Records contained in a dataset:
------------------------------------------------------------
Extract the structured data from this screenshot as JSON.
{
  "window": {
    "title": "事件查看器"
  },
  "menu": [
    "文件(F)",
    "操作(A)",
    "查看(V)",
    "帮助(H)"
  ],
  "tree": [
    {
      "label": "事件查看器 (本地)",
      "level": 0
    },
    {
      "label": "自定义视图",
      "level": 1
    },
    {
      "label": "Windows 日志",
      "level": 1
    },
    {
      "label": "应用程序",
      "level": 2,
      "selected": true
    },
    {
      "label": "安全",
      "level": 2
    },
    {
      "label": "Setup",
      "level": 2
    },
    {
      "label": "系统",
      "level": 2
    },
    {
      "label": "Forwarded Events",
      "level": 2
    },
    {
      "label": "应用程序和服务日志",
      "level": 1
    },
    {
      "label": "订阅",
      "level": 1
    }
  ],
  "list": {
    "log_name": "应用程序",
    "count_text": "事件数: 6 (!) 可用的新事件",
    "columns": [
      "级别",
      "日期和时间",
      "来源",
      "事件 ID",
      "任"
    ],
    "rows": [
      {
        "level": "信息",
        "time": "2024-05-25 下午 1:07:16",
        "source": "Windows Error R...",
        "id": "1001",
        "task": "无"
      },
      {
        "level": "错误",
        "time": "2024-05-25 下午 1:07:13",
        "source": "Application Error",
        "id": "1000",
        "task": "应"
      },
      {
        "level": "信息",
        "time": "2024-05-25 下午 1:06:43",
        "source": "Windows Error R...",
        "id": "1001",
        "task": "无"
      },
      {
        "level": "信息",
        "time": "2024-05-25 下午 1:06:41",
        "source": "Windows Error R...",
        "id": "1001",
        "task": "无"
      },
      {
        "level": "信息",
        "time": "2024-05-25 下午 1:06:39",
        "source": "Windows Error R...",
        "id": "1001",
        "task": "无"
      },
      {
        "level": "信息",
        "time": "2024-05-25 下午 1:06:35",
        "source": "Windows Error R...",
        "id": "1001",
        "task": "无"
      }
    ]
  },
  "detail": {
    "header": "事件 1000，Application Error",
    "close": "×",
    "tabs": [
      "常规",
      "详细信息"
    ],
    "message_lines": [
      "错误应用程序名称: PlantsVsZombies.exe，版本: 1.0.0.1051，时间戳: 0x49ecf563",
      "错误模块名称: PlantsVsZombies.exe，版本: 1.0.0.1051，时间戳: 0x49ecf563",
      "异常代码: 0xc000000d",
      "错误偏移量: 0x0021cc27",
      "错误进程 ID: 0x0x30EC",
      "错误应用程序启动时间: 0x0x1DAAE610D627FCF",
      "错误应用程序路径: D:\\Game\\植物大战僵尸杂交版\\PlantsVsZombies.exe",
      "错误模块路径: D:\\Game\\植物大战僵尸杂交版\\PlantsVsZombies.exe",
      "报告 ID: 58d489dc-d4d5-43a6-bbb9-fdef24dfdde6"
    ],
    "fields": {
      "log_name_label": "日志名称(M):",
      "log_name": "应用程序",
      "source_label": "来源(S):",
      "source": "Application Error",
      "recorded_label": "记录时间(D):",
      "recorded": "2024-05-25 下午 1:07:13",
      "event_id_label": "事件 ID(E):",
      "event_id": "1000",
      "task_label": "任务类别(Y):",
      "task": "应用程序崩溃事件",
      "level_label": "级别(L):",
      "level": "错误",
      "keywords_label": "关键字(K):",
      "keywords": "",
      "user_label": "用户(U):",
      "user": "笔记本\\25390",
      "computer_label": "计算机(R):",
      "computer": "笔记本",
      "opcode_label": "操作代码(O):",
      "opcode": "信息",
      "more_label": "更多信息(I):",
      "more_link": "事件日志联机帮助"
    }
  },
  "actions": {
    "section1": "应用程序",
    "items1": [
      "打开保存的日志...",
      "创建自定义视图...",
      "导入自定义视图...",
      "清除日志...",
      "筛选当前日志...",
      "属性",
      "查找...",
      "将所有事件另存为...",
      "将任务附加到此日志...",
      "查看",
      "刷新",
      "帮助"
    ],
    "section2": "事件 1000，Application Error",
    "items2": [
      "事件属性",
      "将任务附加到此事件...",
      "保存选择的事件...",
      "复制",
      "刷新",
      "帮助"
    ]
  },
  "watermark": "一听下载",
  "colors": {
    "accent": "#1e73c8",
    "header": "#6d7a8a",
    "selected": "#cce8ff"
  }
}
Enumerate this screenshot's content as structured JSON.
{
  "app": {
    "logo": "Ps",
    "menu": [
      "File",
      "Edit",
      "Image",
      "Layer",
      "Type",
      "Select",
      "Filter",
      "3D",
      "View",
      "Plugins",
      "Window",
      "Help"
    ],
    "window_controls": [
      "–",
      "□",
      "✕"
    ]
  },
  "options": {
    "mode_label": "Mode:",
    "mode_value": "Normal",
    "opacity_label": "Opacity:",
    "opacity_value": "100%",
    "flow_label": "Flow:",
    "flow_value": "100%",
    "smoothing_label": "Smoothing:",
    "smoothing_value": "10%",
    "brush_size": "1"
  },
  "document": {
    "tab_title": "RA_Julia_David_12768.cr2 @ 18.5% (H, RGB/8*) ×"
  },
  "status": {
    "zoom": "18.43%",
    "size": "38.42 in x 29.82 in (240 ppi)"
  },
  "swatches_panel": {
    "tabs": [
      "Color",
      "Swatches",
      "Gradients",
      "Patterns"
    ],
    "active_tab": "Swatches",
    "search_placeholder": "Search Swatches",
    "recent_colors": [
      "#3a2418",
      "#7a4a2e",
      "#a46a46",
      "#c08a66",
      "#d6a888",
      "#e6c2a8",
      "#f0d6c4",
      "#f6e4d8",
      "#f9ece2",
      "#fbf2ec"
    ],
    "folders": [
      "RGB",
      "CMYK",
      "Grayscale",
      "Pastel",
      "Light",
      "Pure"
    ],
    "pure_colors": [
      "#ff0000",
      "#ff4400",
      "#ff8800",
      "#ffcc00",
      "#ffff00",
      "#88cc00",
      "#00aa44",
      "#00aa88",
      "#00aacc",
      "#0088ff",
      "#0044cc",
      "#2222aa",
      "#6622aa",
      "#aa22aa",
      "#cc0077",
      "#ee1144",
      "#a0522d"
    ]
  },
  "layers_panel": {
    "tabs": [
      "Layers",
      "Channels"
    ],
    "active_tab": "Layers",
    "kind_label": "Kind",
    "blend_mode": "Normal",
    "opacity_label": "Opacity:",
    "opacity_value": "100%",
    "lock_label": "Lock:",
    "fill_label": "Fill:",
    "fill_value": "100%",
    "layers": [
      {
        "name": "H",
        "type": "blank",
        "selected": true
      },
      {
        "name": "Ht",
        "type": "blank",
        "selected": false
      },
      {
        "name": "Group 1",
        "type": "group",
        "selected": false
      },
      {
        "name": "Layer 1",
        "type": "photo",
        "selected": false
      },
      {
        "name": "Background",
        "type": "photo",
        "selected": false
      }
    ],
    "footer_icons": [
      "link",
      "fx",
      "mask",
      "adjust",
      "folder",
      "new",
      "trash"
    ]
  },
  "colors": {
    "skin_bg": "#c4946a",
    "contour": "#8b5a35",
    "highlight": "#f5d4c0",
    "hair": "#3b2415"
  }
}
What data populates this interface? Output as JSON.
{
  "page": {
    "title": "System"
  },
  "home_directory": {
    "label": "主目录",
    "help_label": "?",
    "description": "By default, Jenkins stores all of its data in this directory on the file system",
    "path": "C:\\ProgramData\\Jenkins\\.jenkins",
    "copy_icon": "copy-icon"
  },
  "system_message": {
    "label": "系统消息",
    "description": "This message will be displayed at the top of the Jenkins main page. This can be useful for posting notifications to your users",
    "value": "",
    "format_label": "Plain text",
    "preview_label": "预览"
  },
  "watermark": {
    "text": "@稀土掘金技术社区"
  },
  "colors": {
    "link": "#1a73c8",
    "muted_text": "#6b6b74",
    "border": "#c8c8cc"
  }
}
------------------------------------------------------------
Would you restate each of the entries word for word?

▸ Answer to this problem:
Extract the structured data from this screenshot as JSON.
{
  "window": {
    "title": "事件查看器"
  },
  "menu": [
    "文件(F)",
    "操作(A)",
    "查看(V)",
    "帮助(H)"
  ],
  "tree": [
    {
      "label": "事件查看器 (本地)",
      "level": 0
    },
    {
      "label": "自定义视图",
      "level": 1
    },
    {
      "label": "Windows 日志",
      "level": 1
    },
    {
      "label": "应用程序",
      "level": 2,
      "selected": true
    },
    {
      "label": "安全",
      "level": 2
    },
    {
      "label": "Setup",
      "level": 2
    },
    {
      "label": "系统",
      "level": 2
    },
    {
      "label": "Forwarded Events",
      "level": 2
    },
    {
      "label": "应用程序和服务日志",
      "level": 1
    },
    {
      "label": "订阅",
      "level": 1
    }
  ],
  "list": {
    "log_name": "应用程序",
    "count_text": "事件数: 6 (!) 可用的新事件",
    "columns": [
      "级别",
      "日期和时间",
      "来源",
      "事件 ID",
      "任"
    ],
    "rows": [
      {
        "level": "信息",
        "time": "2024-05-25 下午 1:07:16",
        "source": "Windows Error R...",
        "id": "1001",
        "task": "无"
      },
      {
        "level": "错误",
        "time": "2024-05-25 下午 1:07:13",
        "source": "Application Error",
        "id": "1000",
        "task": "应"
      },
      {
        "level": "信息",
        "time": "2024-05-25 下午 1:06:43",
        "source": "Windows Error R...",
        "id": "1001",
        "task": "无"
      },
      {
        "level": "信息",
        "time": "2024-05-25 下午 1:06:41",
        "source": "Windows Error R...",
        "id": "1001",
        "task": "无"
      },
      {
        "level": "信息",
        "time": "2024-05-25 下午 1:06:39",
        "source": "Windows Error R...",
        "id": "1001",
        "task": "无"
      },
      {
        "level": "信息",
        "time": "2024-05-25 下午 1:06:35",
        "source": "Windows Error R...",
        "id": "1001",
        "task": "无"
      }
    ]
  },
  "detail": {
    "header": "事件 1000，Application Error",
    "close": "×",
    "tabs": [
      "常规",
      "详细信息"
    ],
    "message_lines": [
      "错误应用程序名称: PlantsVsZombies.exe，版本: 1.0.0.1051，时间戳: 0x49ecf563",
      "错误模块名称: PlantsVsZombies.exe，版本: 1.0.0.1051，时间戳: 0x49ecf563",
      "异常代码: 0xc000000d",
      "错误偏移量: 0x0021cc27",
      "错误进程 ID: 0x0x30EC",
      "错误应用程序启动时间: 0x0x1DAAE610D627FCF",
      "错误应用程序路径: D:\\Game\\植物大战僵尸杂交版\\PlantsVsZombies.exe",
      "错误模块路径: D:\\Game\\植物大战僵尸杂交版\\PlantsVsZombies.exe",
      "报告 ID: 58d489dc-d4d5-43a6-bbb9-fdef24dfdde6"
    ],
    "fields": {
      "log_name_label": "日志名称(M):",
      "log_name": "应用程序",
      "source_label": "来源(S):",
      "source": "Application Error",
      "recorded_label": "记录时间(D):",
      "recorded": "2024-05-25 下午 1:07:13",
      "event_id_label": "事件 ID(E):",
      "event_id": "1000",
      "task_label": "任务类别(Y):",
      "task": "应用程序崩溃事件",
      "level_label": "级别(L):",
      "level": "错误",
      "keywords_label": "关键字(K):",
      "keywords": "",
      "user_label": "用户(U):",
      "user": "笔记本\\25390",
      "computer_label": "计算机(R):",
      "computer": "笔记本",
      "opcode_label": "操作代码(O):",
      "opcode": "信息",
      "more_label": "更多信息(I):",
      "more_link": "事件日志联机帮助"
    }
  },
  "actions": {
    "section1": "应用程序",
    "items1": [
      "打开保存的日志...",
      "创建自定义视图...",
      "导入自定义视图...",
      "清除日志...",
      "筛选当前日志...",
      "属性",
      "查找...",
      "将所有事件另存为...",
      "将任务附加到此日志...",
      "查看",
      "刷新",
      "帮助"
    ],
    "section2": "事件 1000，Application Error",
    "items2": [
      "事件属性",
      "将任务附加到此事件...",
      "保存选择的事件...",
      "复制",
      "刷新",
      "帮助"
    ]
  },
  "watermark": "一听下载",
  "colors": {
    "accent": "#1e73c8",
    "header": "#6d7a8a",
    "selected": "#cce8ff"
  }
}
Enumerate this screenshot's content as structured JSON.
{
  "app": {
    "logo": "Ps",
    "menu": [
      "File",
      "Edit",
      "Image",
      "Layer",
      "Type",
      "Select",
      "Filter",
      "3D",
      "View",
      "Plugins",
      "Window",
      "Help"
    ],
    "window_controls": [
      "–",
      "□",
      "✕"
    ]
  },
  "options": {
    "mode_label": "Mode:",
    "mode_value": "Normal",
    "opacity_label": "Opacity:",
    "opacity_value": "100%",
    "flow_label": "Flow:",
    "flow_value": "100%",
    "smoothing_label": "Smoothing:",
    "smoothing_value": "10%",
    "brush_size": "1"
  },
  "document": {
    "tab_title": "RA_Julia_David_12768.cr2 @ 18.5% (H, RGB/8*) ×"
  },
  "status": {
    "zoom": "18.43%",
    "size": "38.42 in x 29.82 in (240 ppi)"
  },
  "swatches_panel": {
    "tabs": [
      "Color",
      "Swatches",
      "Gradients",
      "Patterns"
    ],
    "active_tab": "Swatches",
    "search_placeholder": "Search Swatches",
    "recent_colors": [
      "#3a2418",
      "#7a4a2e",
      "#a46a46",
      "#c08a66",
      "#d6a888",
      "#e6c2a8",
      "#f0d6c4",
      "#f6e4d8",
      "#f9ece2",
      "#fbf2ec"
    ],
    "folders": [
      "RGB",
      "CMYK",
      "Grayscale",
      "Pastel",
      "Light",
      "Pure"
    ],
    "pure_colors": [
      "#ff0000",
      "#ff4400",
      "#ff8800",
      "#ffcc00",
      "#ffff00",
      "#88cc00",
      "#00aa44",
      "#00aa88",
      "#00aacc",
      "#0088ff",
      "#0044cc",
      "#2222aa",
      "#6622aa",
      "#aa22aa",
      "#cc0077",
      "#ee1144",
      "#a0522d"
    ]
  },
  "layers_panel": {
    "tabs": [
      "Layers",
      "Channels"
    ],
    "active_tab": "Layers",
    "kind_label": "Kind",
    "blend_mode": "Normal",
    "opacity_label": "Opacity:",
    "opacity_value": "100%",
    "lock_label": "Lock:",
    "fill_label": "Fill:",
    "fill_value": "100%",
    "layers": [
      {
        "name": "H",
        "type": "blank",
        "selected": true
      },
      {
        "name": "Ht",
        "type": "blank",
        "selected": false
      },
      {
        "name": "Group 1",
        "type": "group",
        "selected": false
      },
      {
        "name": "Layer 1",
        "type": "photo",
        "selected": false
      },
      {
        "name": "Background",
        "type": "photo",
        "selected": false
      }
    ],
    "footer_icons": [
      "link",
      "fx",
      "mask",
      "adjust",
      "folder",
      "new",
      "trash"
    ]
  },
  "colors": {
    "skin_bg": "#c4946a",
    "contour": "#8b5a35",
    "highlight": "#f5d4c0",
    "hair": "#3b2415"
  }
}
What data populates this interface? Output as JSON.
{
  "page": {
    "title": "System"
  },
  "home_directory": {
    "label": "主目录",
    "help_label": "?",
    "description": "By default, Jenkins stores all of its data in this directory on the file system",
    "path": "C:\\ProgramData\\Jenkins\\.jenkins",
    "copy_icon": "copy-icon"
  },
  "system_message": {
    "label": "系统消息",
    "description": "This message will be displayed at the top of the Jenkins main page. This can be useful for posting notifications to your users",
    "value": "",
    "format_label": "Plain text",
    "preview_label": "预览"
  },
  "watermark": {
    "text": "@稀土掘金技术社区"
  },
  "colors": {
    "link": "#1a73c8",
    "muted_text": "#6b6b74",
    "border": "#c8c8cc"
  }
}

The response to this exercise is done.